── INPUT MATERIAL

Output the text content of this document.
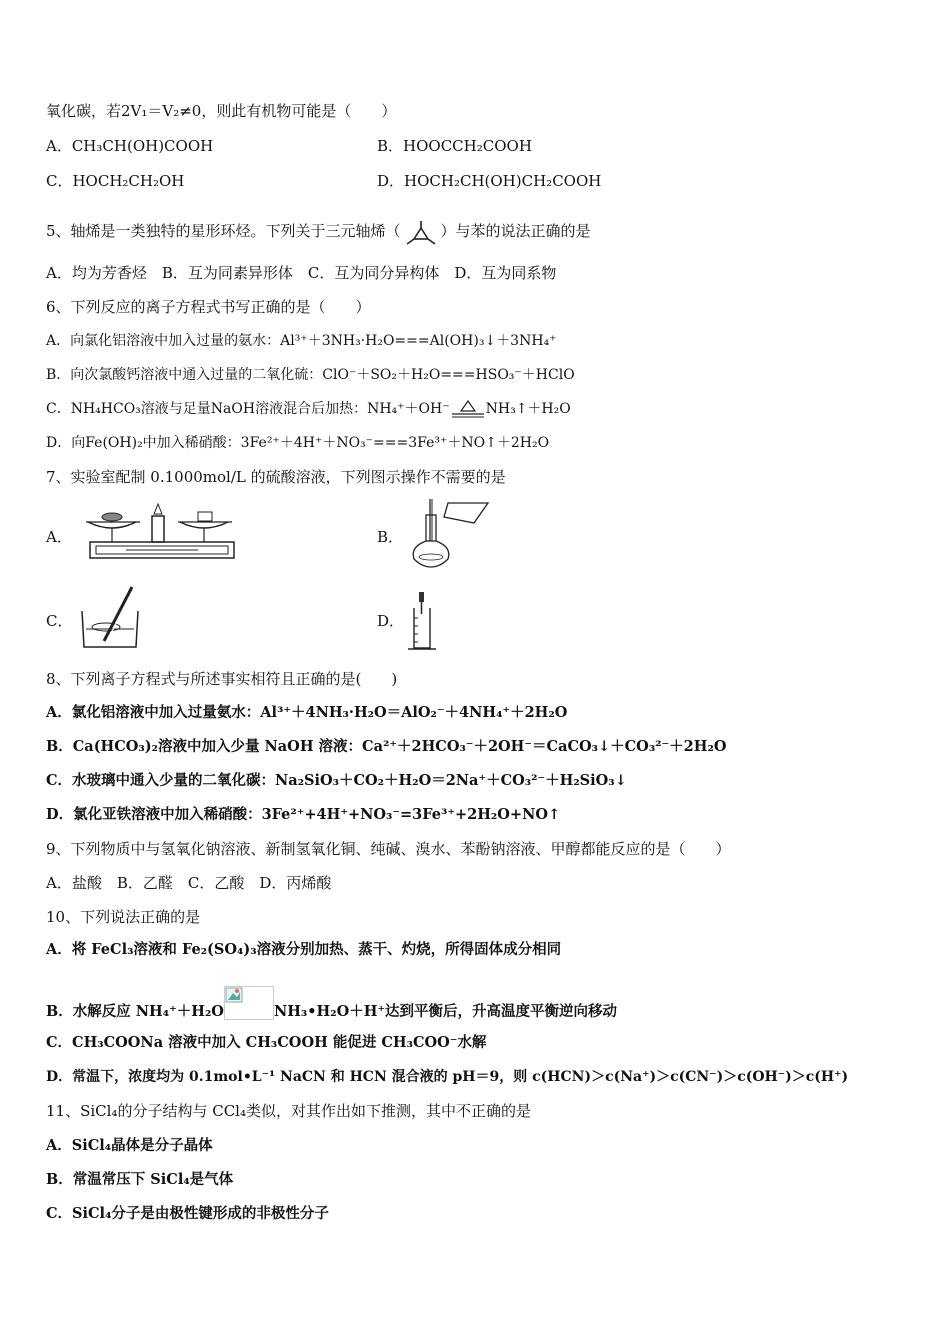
氧化碳，若2V₁＝V₂≠0，则此有机物可能是（　　）
A．CH₃CH(OH)COOH	B．HOOCCH₂COOH
C．HOCH₂CH₂OH	D．HOCH₂CH(OH)CH₂COOH
5、轴烯是一类独特的星形环烃。下列关于三元轴烯（	）与苯的说法正确的是
A．均为芳香烃　B．互为同素异形体　C．互为同分异构体　D．互为同系物
6、下列反应的离子方程式书写正确的是（　　）
A．向氯化铝溶液中加入过量的氨水：Al³⁺＋3NH₃·H₂O===Al(OH)₃↓＋3NH₄⁺
B．向次氯酸钙溶液中通入过量的二氧化硫：ClO⁻＋SO₂＋H₂O===HSO₃⁻＋HClO
C．NH₄HCO₃溶液与足量NaOH溶液混合后加热：NH₄⁺＋OH⁻	NH₃↑＋H₂O
D．向Fe(OH)₂中加入稀硝酸：3Fe²⁺＋4H⁺＋NO₃⁻===3Fe³⁺＋NO↑＋2H₂O
7、实验室配制 0.1000mol/L 的硫酸溶液，下列图示操作不需要的是
A．	B．
C．	D．
8、下列离子方程式与所述事实相符且正确的是(　　)
A．氯化铝溶液中加入过量氨水：Al³⁺＋4NH₃·H₂O＝AlO₂⁻＋4NH₄⁺＋2H₂O
B．Ca(HCO₃)₂溶液中加入少量 NaOH 溶液：Ca²⁺＋2HCO₃⁻＋2OH⁻＝CaCO₃↓＋CO₃²⁻＋2H₂O
C．水玻璃中通入少量的二氧化碳：Na₂SiO₃＋CO₂＋H₂O＝2Na⁺＋CO₃²⁻＋H₂SiO₃↓
D．氯化亚铁溶液中加入稀硝酸：3Fe²⁺+4H⁺+NO₃⁻=3Fe³⁺+2H₂O+NO↑
9、下列物质中与氢氧化钠溶液、新制氢氧化铜、纯碱、溴水、苯酚钠溶液、甲醇都能反应的是（　　）
A．盐酸　B．乙醛　C．乙酸　D．丙烯酸
10、下列说法正确的是
A．将 FeCl₃溶液和 Fe₂(SO₄)₃溶液分别加热、蒸干、灼烧，所得固体成分相同
B．水解反应 NH₄⁺＋H₂O	NH₃•H₂O＋H⁺达到平衡后，升高温度平衡逆向移动
C．CH₃COONa 溶液中加入 CH₃COOH 能促进 CH₃COO⁻水解
D．常温下，浓度均为 0.1mol•L⁻¹ NaCN 和 HCN 混合液的 pH＝9，则 c(HCN)＞c(Na⁺)＞c(CN⁻)＞c(OH⁻)＞c(H⁺)
11、SiCl₄的分子结构与 CCl₄类似，对其作出如下推测，其中不正确的是
A．SiCl₄晶体是分子晶体
B．常温常压下 SiCl₄是气体
C．SiCl₄分子是由极性键形成的非极性分子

────

* STATED EXERCISE *
Every record gets retyped exactly; no picture goes into the copy.

* ANSWER TO THE TASK *
Output the text content of this document.
氧化碳，若2V₁＝V₂≠0，则此有机物可能是（　　）
A．CH₃CH(OH)COOH	B．HOOCCH₂COOH
C．HOCH₂CH₂OH	D．HOCH₂CH(OH)CH₂COOH
5、轴烯是一类独特的星形环烃。下列关于三元轴烯（	）与苯的说法正确的是
A．均为芳香烃　B．互为同素异形体　C．互为同分异构体　D．互为同系物
6、下列反应的离子方程式书写正确的是（　　）
A．向氯化铝溶液中加入过量的氨水：Al³⁺＋3NH₃·H₂O===Al(OH)₃↓＋3NH₄⁺
B．向次氯酸钙溶液中通入过量的二氧化硫：ClO⁻＋SO₂＋H₂O===HSO₃⁻＋HClO
C．NH₄HCO₃溶液与足量NaOH溶液混合后加热：NH₄⁺＋OH⁻	NH₃↑＋H₂O
D．向Fe(OH)₂中加入稀硝酸：3Fe²⁺＋4H⁺＋NO₃⁻===3Fe³⁺＋NO↑＋2H₂O
7、实验室配制 0.1000mol/L 的硫酸溶液，下列图示操作不需要的是
A．	B．
C．	D．
8、下列离子方程式与所述事实相符且正确的是(　　)
A．氯化铝溶液中加入过量氨水：Al³⁺＋4NH₃·H₂O＝AlO₂⁻＋4NH₄⁺＋2H₂O
B．Ca(HCO₃)₂溶液中加入少量 NaOH 溶液：Ca²⁺＋2HCO₃⁻＋2OH⁻＝CaCO₃↓＋CO₃²⁻＋2H₂O
C．水玻璃中通入少量的二氧化碳：Na₂SiO₃＋CO₂＋H₂O＝2Na⁺＋CO₃²⁻＋H₂SiO₃↓
D．氯化亚铁溶液中加入稀硝酸：3Fe²⁺+4H⁺+NO₃⁻=3Fe³⁺+2H₂O+NO↑
9、下列物质中与氢氧化钠溶液、新制氢氧化铜、纯碱、溴水、苯酚钠溶液、甲醇都能反应的是（　　）
A．盐酸　B．乙醛　C．乙酸　D．丙烯酸
10、下列说法正确的是
A．将 FeCl₃溶液和 Fe₂(SO₄)₃溶液分别加热、蒸干、灼烧，所得固体成分相同
B．水解反应 NH₄⁺＋H₂O	NH₃•H₂O＋H⁺达到平衡后，升高温度平衡逆向移动
C．CH₃COONa 溶液中加入 CH₃COOH 能促进 CH₃COO⁻水解
D．常温下，浓度均为 0.1mol•L⁻¹ NaCN 和 HCN 混合液的 pH＝9，则 c(HCN)＞c(Na⁺)＞c(CN⁻)＞c(OH⁻)＞c(H⁺)
11、SiCl₄的分子结构与 CCl₄类似，对其作出如下推测，其中不正确的是
A．SiCl₄晶体是分子晶体
B．常温常压下 SiCl₄是气体
C．SiCl₄分子是由极性键形成的非极性分子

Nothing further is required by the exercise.